[start of TASK INPUTS]

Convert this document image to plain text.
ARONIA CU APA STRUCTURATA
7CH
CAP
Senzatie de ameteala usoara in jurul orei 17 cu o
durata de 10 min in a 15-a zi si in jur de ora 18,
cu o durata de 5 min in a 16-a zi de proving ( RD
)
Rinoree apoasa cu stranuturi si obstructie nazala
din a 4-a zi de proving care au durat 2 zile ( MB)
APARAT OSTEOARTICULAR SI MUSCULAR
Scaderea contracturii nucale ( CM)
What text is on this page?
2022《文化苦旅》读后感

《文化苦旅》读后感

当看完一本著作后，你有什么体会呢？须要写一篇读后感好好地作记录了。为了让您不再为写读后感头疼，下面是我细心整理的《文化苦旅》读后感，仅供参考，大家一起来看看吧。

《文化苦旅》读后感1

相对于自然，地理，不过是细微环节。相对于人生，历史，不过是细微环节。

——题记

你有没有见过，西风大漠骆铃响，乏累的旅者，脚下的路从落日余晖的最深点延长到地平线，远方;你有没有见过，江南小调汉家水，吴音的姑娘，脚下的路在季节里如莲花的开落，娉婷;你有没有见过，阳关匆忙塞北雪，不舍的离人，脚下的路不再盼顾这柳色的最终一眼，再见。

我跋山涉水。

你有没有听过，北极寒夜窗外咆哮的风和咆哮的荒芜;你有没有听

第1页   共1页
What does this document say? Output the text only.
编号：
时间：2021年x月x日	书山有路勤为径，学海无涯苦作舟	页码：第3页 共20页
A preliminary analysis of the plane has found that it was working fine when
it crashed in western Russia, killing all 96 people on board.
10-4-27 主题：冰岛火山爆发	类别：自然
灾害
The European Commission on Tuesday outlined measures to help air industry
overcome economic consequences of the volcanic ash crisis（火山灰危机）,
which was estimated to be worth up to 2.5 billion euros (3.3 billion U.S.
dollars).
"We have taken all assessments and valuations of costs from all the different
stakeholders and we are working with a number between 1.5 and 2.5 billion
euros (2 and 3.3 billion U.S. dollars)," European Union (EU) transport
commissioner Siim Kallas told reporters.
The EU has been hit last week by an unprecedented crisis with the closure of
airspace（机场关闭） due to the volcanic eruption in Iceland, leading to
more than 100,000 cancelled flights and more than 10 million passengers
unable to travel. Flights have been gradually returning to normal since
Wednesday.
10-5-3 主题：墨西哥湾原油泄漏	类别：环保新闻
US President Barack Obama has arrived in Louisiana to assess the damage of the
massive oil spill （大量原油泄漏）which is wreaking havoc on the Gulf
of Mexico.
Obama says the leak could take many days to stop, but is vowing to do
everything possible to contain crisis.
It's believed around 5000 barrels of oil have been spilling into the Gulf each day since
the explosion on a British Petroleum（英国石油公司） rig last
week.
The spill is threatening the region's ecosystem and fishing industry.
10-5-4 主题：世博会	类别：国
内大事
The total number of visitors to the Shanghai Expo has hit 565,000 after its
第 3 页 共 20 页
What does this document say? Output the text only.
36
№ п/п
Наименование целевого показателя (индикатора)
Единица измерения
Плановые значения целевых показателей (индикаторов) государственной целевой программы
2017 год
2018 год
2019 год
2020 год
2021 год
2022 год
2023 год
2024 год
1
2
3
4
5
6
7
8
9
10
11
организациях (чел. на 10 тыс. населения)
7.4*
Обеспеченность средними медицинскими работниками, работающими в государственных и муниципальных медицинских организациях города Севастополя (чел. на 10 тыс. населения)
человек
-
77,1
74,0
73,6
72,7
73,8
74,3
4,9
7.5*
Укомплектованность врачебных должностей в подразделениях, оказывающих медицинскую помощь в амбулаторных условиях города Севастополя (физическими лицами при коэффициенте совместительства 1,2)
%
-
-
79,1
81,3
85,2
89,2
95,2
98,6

[end of TASK INPUTS]

**WHAT THE EXERCISE ASKS**
Repeat the data precisely, reproducing every entry.

**FULL ANSWER**
Convert this document image to plain text.
ARONIA CU APA STRUCTURATA
7CH
CAP
Senzatie de ameteala usoara in jurul orei 17 cu o
durata de 10 min in a 15-a zi si in jur de ora 18,
cu o durata de 5 min in a 16-a zi de proving ( RD
)
Rinoree apoasa cu stranuturi si obstructie nazala
din a 4-a zi de proving care au durat 2 zile ( MB)
APARAT OSTEOARTICULAR SI MUSCULAR
Scaderea contracturii nucale ( CM)
What text is on this page?
2022《文化苦旅》读后感

《文化苦旅》读后感

当看完一本著作后，你有什么体会呢？须要写一篇读后感好好地作记录了。为了让您不再为写读后感头疼，下面是我细心整理的《文化苦旅》读后感，仅供参考，大家一起来看看吧。

《文化苦旅》读后感1

相对于自然，地理，不过是细微环节。相对于人生，历史，不过是细微环节。

——题记

你有没有见过，西风大漠骆铃响，乏累的旅者，脚下的路从落日余晖的最深点延长到地平线，远方;你有没有见过，江南小调汉家水，吴音的姑娘，脚下的路在季节里如莲花的开落，娉婷;你有没有见过，阳关匆忙塞北雪，不舍的离人，脚下的路不再盼顾这柳色的最终一眼，再见。

我跋山涉水。

你有没有听过，北极寒夜窗外咆哮的风和咆哮的荒芜;你有没有听

第1页   共1页
What does this document say? Output the text only.
编号：
时间：2021年x月x日	书山有路勤为径，学海无涯苦作舟	页码：第3页 共20页
A preliminary analysis of the plane has found that it was working fine when
it crashed in western Russia, killing all 96 people on board.
10-4-27 主题：冰岛火山爆发	类别：自然
灾害
The European Commission on Tuesday outlined measures to help air industry
overcome economic consequences of the volcanic ash crisis（火山灰危机）,
which was estimated to be worth up to 2.5 billion euros (3.3 billion U.S.
dollars).
"We have taken all assessments and valuations of costs from all the different
stakeholders and we are working with a number between 1.5 and 2.5 billion
euros (2 and 3.3 billion U.S. dollars)," European Union (EU) transport
commissioner Siim Kallas told reporters.
The EU has been hit last week by an unprecedented crisis with the closure of
airspace（机场关闭） due to the volcanic eruption in Iceland, leading to
more than 100,000 cancelled flights and more than 10 million passengers
unable to travel. Flights have been gradually returning to normal since
Wednesday.
10-5-3 主题：墨西哥湾原油泄漏	类别：环保新闻
US President Barack Obama has arrived in Louisiana to assess the damage of the
massive oil spill （大量原油泄漏）which is wreaking havoc on the Gulf
of Mexico.
Obama says the leak could take many days to stop, but is vowing to do
everything possible to contain crisis.
It's believed around 5000 barrels of oil have been spilling into the Gulf each day since
the explosion on a British Petroleum（英国石油公司） rig last
week.
The spill is threatening the region's ecosystem and fishing industry.
10-5-4 主题：世博会	类别：国
内大事
The total number of visitors to the Shanghai Expo has hit 565,000 after its
第 3 页 共 20 页
What does this document say? Output the text only.
36
№ п/п
Наименование целевого показателя (индикатора)
Единица измерения
Плановые значения целевых показателей (индикаторов) государственной целевой программы
2017 год
2018 год
2019 год
2020 год
2021 год
2022 год
2023 год
2024 год
1
2
3
4
5
6
7
8
9
10
11
организациях (чел. на 10 тыс. населения)
7.4*
Обеспеченность средними медицинскими работниками, работающими в государственных и муниципальных медицинских организациях города Севастополя (чел. на 10 тыс. населения)
человек
-
77,1
74,0
73,6
72,7
73,8
74,3
4,9
7.5*
Укомплектованность врачебных должностей в подразделениях, оказывающих медицинскую помощь в амбулаторных условиях города Севастополя (физическими лицами при коэффициенте совместительства 1,2)
%
-
-
79,1
81,3
85,2
89,2
95,2
98,6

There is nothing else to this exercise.